## START Input records
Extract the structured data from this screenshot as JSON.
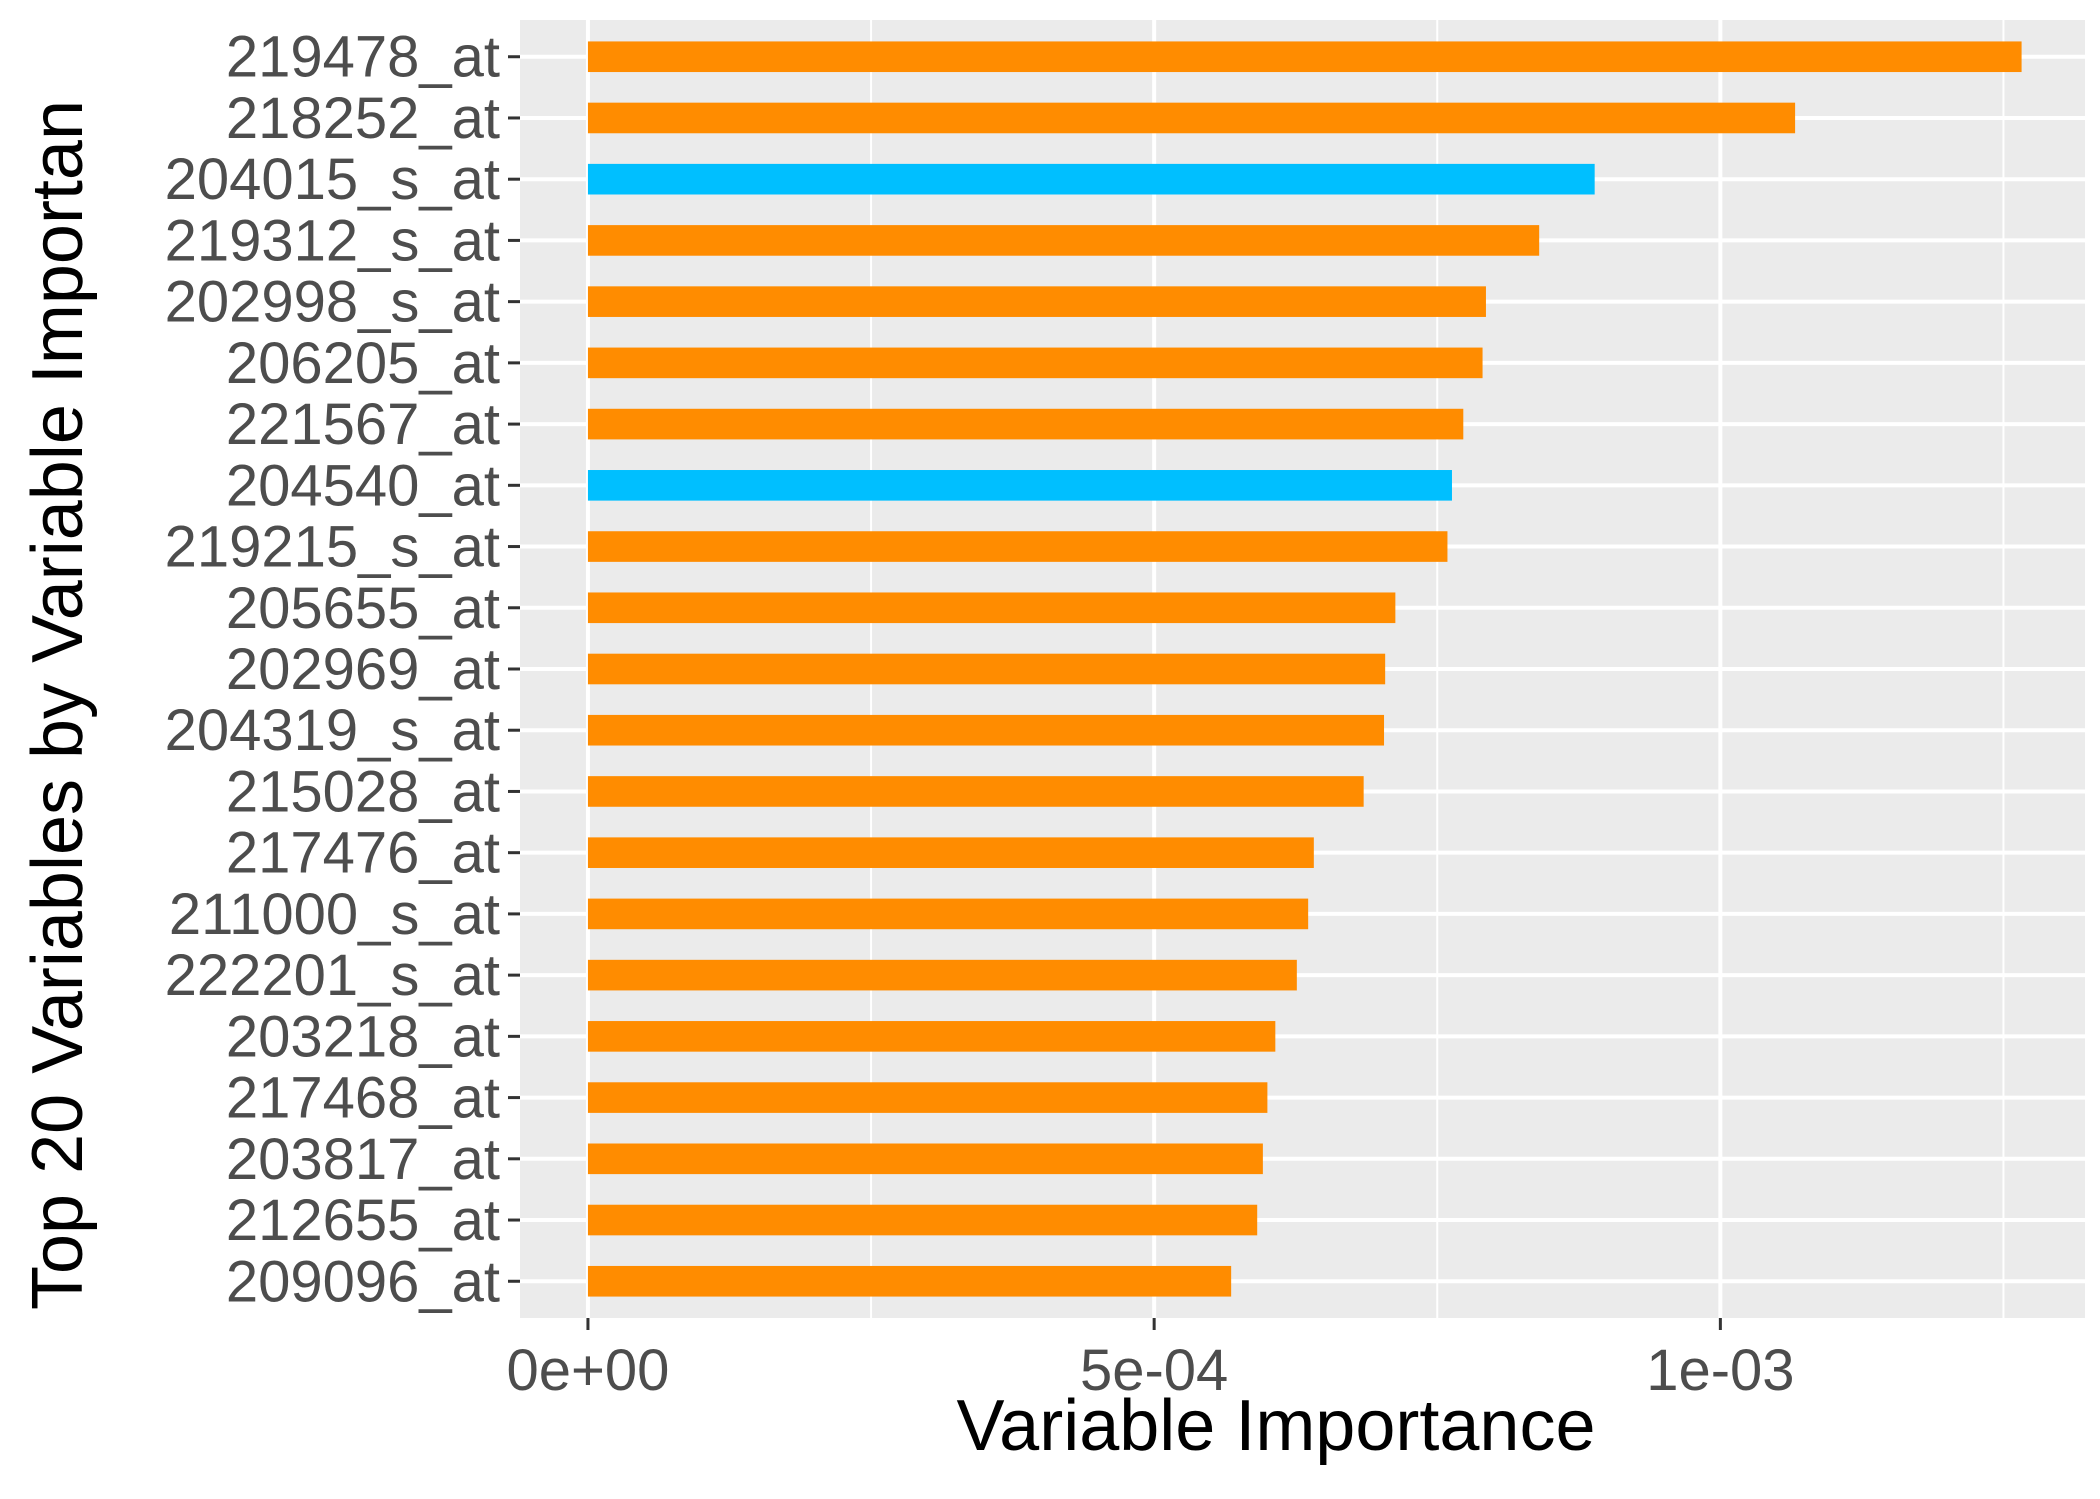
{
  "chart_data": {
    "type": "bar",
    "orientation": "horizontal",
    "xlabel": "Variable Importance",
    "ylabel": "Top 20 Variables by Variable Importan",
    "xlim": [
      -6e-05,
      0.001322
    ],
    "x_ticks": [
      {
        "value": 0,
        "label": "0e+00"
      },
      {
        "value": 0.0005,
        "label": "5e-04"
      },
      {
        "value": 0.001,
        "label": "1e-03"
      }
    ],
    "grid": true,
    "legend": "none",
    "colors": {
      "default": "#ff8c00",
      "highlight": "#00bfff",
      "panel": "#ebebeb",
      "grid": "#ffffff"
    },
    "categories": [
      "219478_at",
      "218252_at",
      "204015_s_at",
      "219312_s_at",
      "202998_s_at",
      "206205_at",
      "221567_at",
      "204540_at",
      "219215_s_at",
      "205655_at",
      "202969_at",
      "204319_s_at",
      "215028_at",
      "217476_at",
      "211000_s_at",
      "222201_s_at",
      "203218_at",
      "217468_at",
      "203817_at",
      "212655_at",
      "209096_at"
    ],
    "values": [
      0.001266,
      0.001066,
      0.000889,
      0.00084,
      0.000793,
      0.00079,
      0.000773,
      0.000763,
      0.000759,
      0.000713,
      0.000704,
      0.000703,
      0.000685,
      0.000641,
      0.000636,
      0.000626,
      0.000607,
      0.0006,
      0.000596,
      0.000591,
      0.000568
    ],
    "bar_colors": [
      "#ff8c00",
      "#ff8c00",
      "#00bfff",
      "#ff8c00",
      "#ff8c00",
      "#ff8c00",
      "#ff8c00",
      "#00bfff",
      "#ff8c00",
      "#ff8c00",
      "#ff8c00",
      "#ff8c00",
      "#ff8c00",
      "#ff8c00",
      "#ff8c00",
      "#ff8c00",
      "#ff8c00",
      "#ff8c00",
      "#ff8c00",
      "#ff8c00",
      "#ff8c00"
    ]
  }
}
## END Input records
Pictures in the records should not appear in your copy, but everything else must be transcribed exactly.

The response:
Extract the structured data from this screenshot as JSON.
{
  "chart_data": {
    "type": "bar",
    "orientation": "horizontal",
    "xlabel": "Variable Importance",
    "ylabel": "Top 20 Variables by Variable Importan",
    "xlim": [
      -6e-05,
      0.001322
    ],
    "x_ticks": [
      {
        "value": 0,
        "label": "0e+00"
      },
      {
        "value": 0.0005,
        "label": "5e-04"
      },
      {
        "value": 0.001,
        "label": "1e-03"
      }
    ],
    "grid": true,
    "legend": "none",
    "colors": {
      "default": "#ff8c00",
      "highlight": "#00bfff",
      "panel": "#ebebeb",
      "grid": "#ffffff"
    },
    "categories": [
      "219478_at",
      "218252_at",
      "204015_s_at",
      "219312_s_at",
      "202998_s_at",
      "206205_at",
      "221567_at",
      "204540_at",
      "219215_s_at",
      "205655_at",
      "202969_at",
      "204319_s_at",
      "215028_at",
      "217476_at",
      "211000_s_at",
      "222201_s_at",
      "203218_at",
      "217468_at",
      "203817_at",
      "212655_at",
      "209096_at"
    ],
    "values": [
      0.001266,
      0.001066,
      0.000889,
      0.00084,
      0.000793,
      0.00079,
      0.000773,
      0.000763,
      0.000759,
      0.000713,
      0.000704,
      0.000703,
      0.000685,
      0.000641,
      0.000636,
      0.000626,
      0.000607,
      0.0006,
      0.000596,
      0.000591,
      0.000568
    ],
    "bar_colors": [
      "#ff8c00",
      "#ff8c00",
      "#00bfff",
      "#ff8c00",
      "#ff8c00",
      "#ff8c00",
      "#ff8c00",
      "#00bfff",
      "#ff8c00",
      "#ff8c00",
      "#ff8c00",
      "#ff8c00",
      "#ff8c00",
      "#ff8c00",
      "#ff8c00",
      "#ff8c00",
      "#ff8c00",
      "#ff8c00",
      "#ff8c00",
      "#ff8c00",
      "#ff8c00"
    ]
  }
}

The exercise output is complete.